Task requirements:
Retype everything in the listing, leaving each line exactly as it is.

A run of records
+++

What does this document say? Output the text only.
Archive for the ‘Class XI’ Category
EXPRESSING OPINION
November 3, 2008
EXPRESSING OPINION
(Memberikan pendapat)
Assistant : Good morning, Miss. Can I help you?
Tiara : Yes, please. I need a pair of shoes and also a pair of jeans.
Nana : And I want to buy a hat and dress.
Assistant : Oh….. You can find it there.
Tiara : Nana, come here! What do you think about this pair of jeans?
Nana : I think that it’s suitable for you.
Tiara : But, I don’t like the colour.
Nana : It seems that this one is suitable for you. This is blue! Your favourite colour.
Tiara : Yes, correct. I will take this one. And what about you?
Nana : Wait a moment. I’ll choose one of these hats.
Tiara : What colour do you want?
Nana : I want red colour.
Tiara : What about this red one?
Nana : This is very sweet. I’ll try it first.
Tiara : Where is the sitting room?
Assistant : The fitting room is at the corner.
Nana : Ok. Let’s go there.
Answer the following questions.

+++

Exercise answer:
What does this document say? Output the text only.
Archive for the ‘Class XI’ Category
EXPRESSING OPINION
November 3, 2008
EXPRESSING OPINION
(Memberikan pendapat)
Assistant : Good morning, Miss. Can I help you?
Tiara : Yes, please. I need a pair of shoes and also a pair of jeans.
Nana : And I want to buy a hat and dress.
Assistant : Oh….. You can find it there.
Tiara : Nana, come here! What do you think about this pair of jeans?
Nana : I think that it’s suitable for you.
Tiara : But, I don’t like the colour.
Nana : It seems that this one is suitable for you. This is blue! Your favourite colour.
Tiara : Yes, correct. I will take this one. And what about you?
Nana : Wait a moment. I’ll choose one of these hats.
Tiara : What colour do you want?
Nana : I want red colour.
Tiara : What about this red one?
Nana : This is very sweet. I’ll try it first.
Tiara : Where is the sitting room?
Assistant : The fitting room is at the corner.
Nana : Ok. Let’s go there.
Answer the following questions.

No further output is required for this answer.